[Stored dataset items]
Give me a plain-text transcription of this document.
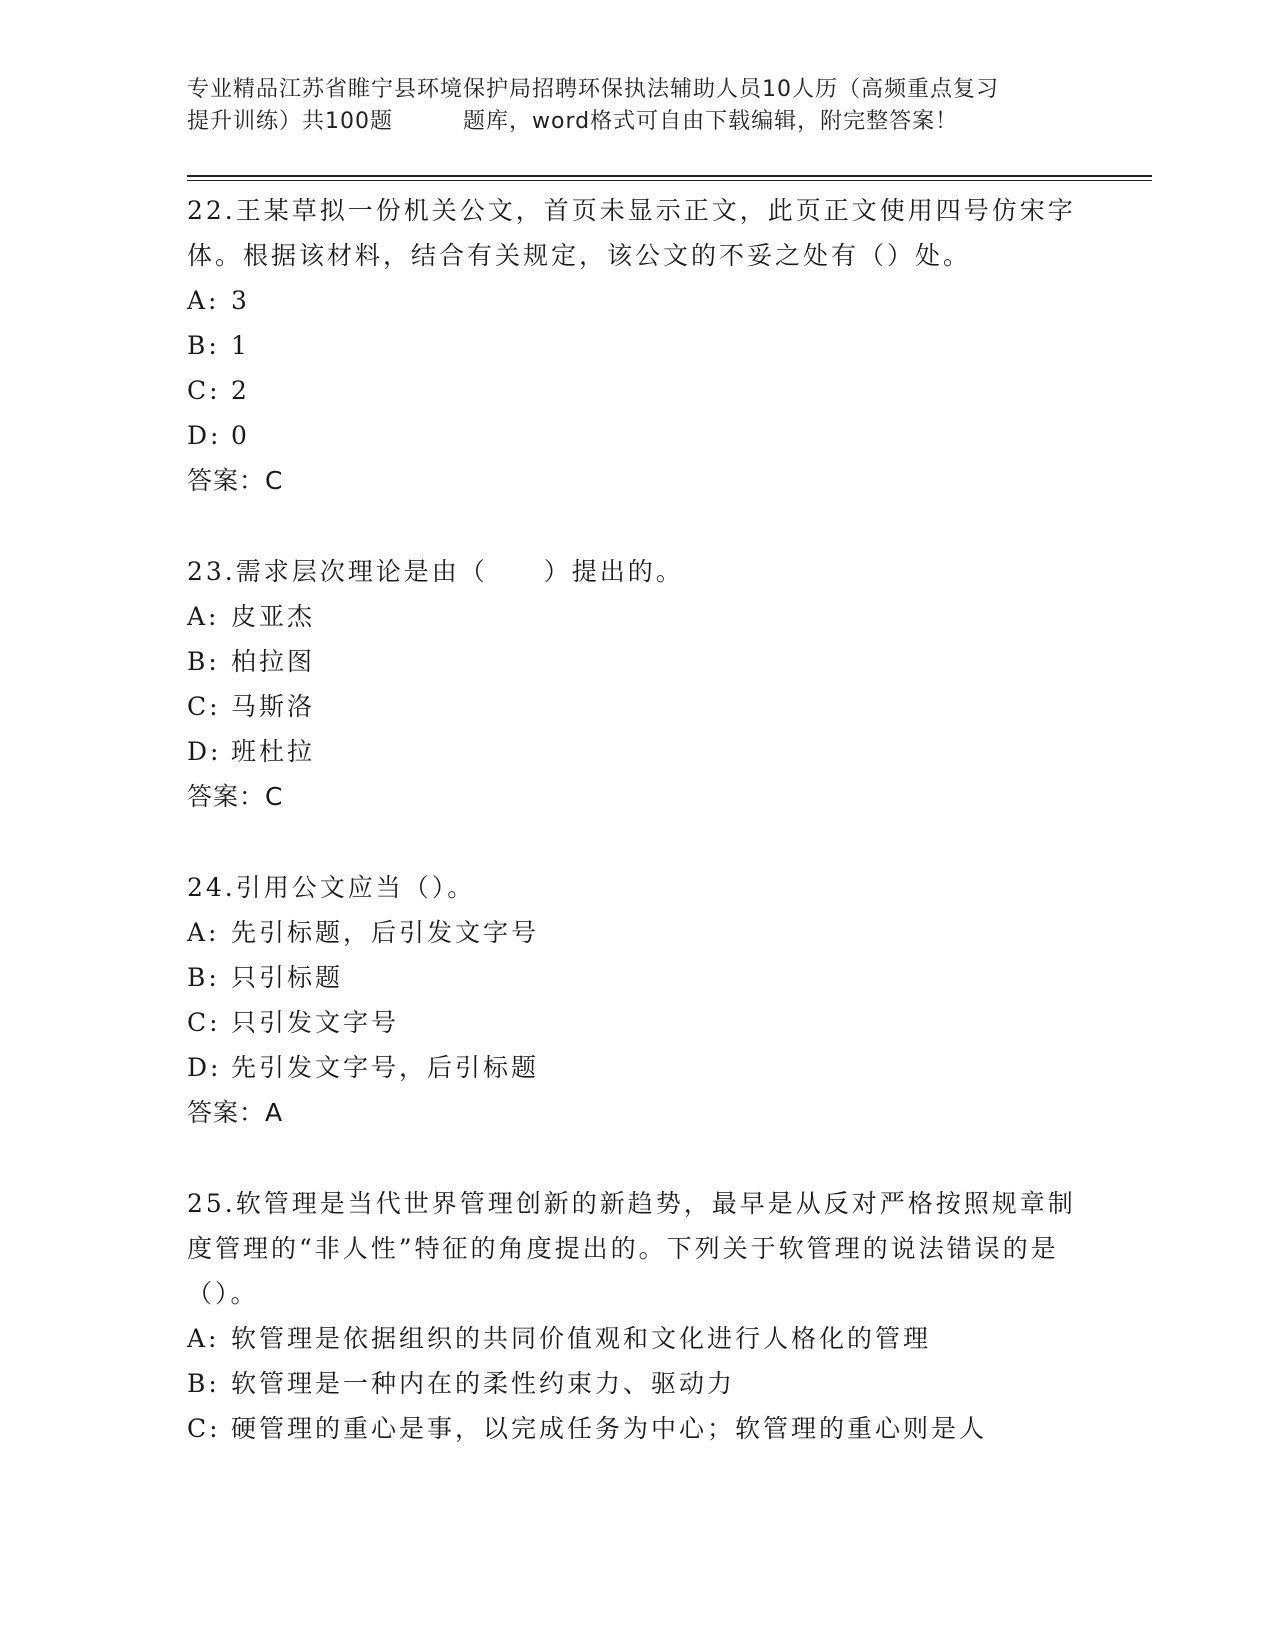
专业精品江苏省睢宁县环境保护局招聘环保执法辅助人员10人历（高频重点复习
提升训练）共100题	题库，word格式可自由下载编辑，附完整答案！

22.王某草拟一份机关公文，首页未显示正文，此页正文使用四号仿宋字体。根据该材料，结合有关规定，该公文的不妥之处有（）处。

A: 3

B: 1

C: 2

D: 0

答案：C

23.需求层次理论是由（　　）提出的。

A: 皮亚杰

B: 柏拉图

C: 马斯洛

D: 班杜拉

答案：C

24.引用公文应当（）。

A: 先引标题，后引发文字号

B: 只引标题

C: 只引发文字号

D: 先引发文字号，后引标题

答案：A

25.软管理是当代世界管理创新的新趋势，最早是从反对严格按照规章制度管理的“非人性”特征的角度提出的。下列关于软管理的说法错误的是（）。

A: 软管理是依据组织的共同价值观和文化进行人格化的管理

B: 软管理是一种内在的柔性约束力、驱动力

C: 硬管理的重心是事，以完成任务为中心；软管理的重心则是人
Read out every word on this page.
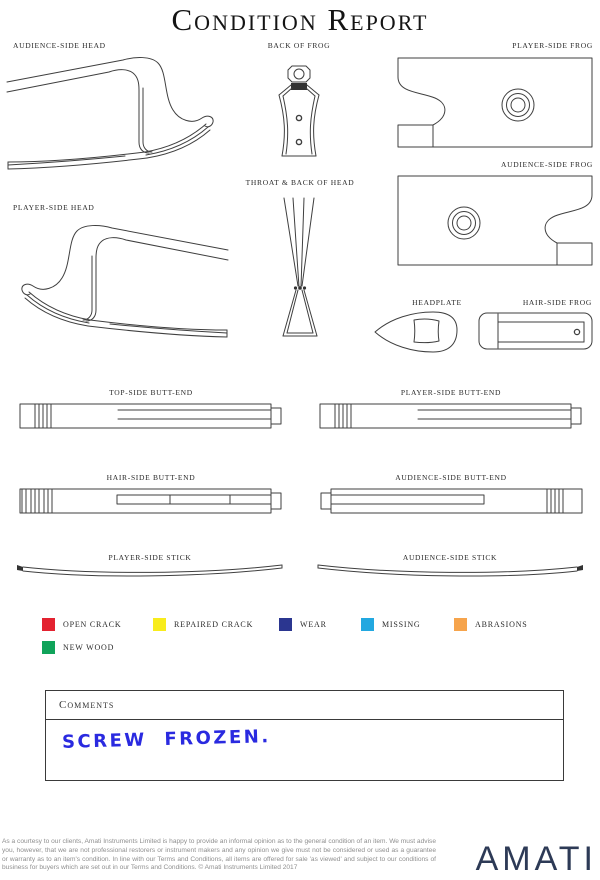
Condition Report
AUDIENCE-SIDE HEAD	BACK OF FROG	PLAYER-SIDE FROG
AUDIENCE-SIDE FROG
PLAYER-SIDE HEAD
THROAT & BACK OF HEAD
HEADPLATE	HAIR-SIDE FROG
TOP-SIDE BUTT-END	PLAYER-SIDE BUTT-END
HAIR-SIDE BUTT-END	AUDIENCE-SIDE BUTT-END
PLAYER-SIDE STICK	AUDIENCE-SIDE STICK
OPEN CRACK	REPAIRED CRACK	WEAR	MISSING	ABRASIONS
NEW WOOD
Comments
SCREW FROZEN.
As a courtesy to our clients, Amati Instruments Limited is happy to provide an informal opinion as to the general condition of an item. We must advise you, however, that we are not professional restorers or instrument makers and any opinion we give must not be considered or used as a guarantee or warranty as to an item's condition. In line with our Terms and Conditions, all items are offered for sale 'as viewed' and subject to our conditions of business for buyers which are set out in our Terms and Conditions. © Amati Instruments Limited 2017	AMATI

● Work to do
Reproduce each record above by retyping it exactly; omit all images.

● Complete output
Give me a plain-text transcription of this document.
专业精品江苏省睢宁县环境保护局招聘环保执法辅助人员10人历（高频重点复习
提升训练）共100题	题库，word格式可自由下载编辑，附完整答案！

22.王某草拟一份机关公文，首页未显示正文，此页正文使用四号仿宋字体。根据该材料，结合有关规定，该公文的不妥之处有（）处。

A: 3

B: 1

C: 2

D: 0

答案：C

23.需求层次理论是由（　　）提出的。

A: 皮亚杰

B: 柏拉图

C: 马斯洛

D: 班杜拉

答案：C

24.引用公文应当（）。

A: 先引标题，后引发文字号

B: 只引标题

C: 只引发文字号

D: 先引发文字号，后引标题

答案：A

25.软管理是当代世界管理创新的新趋势，最早是从反对严格按照规章制度管理的“非人性”特征的角度提出的。下列关于软管理的说法错误的是（）。

A: 软管理是依据组织的共同价值观和文化进行人格化的管理

B: 软管理是一种内在的柔性约束力、驱动力

C: 硬管理的重心是事，以完成任务为中心；软管理的重心则是人
Read out every word on this page.
Condition Report
AUDIENCE-SIDE HEAD	BACK OF FROG	PLAYER-SIDE FROG
AUDIENCE-SIDE FROG
PLAYER-SIDE HEAD
THROAT & BACK OF HEAD
HEADPLATE	HAIR-SIDE FROG
TOP-SIDE BUTT-END	PLAYER-SIDE BUTT-END
HAIR-SIDE BUTT-END	AUDIENCE-SIDE BUTT-END
PLAYER-SIDE STICK	AUDIENCE-SIDE STICK
OPEN CRACK	REPAIRED CRACK	WEAR	MISSING	ABRASIONS
NEW WOOD
Comments
SCREW FROZEN.
As a courtesy to our clients, Amati Instruments Limited is happy to provide an informal opinion as to the general condition of an item. We must advise you, however, that we are not professional restorers or instrument makers and any opinion we give must not be considered or used as a guarantee or warranty as to an item's condition. In line with our Terms and Conditions, all items are offered for sale 'as viewed' and subject to our conditions of business for buyers which are set out in our Terms and Conditions. © Amati Instruments Limited 2017	AMATI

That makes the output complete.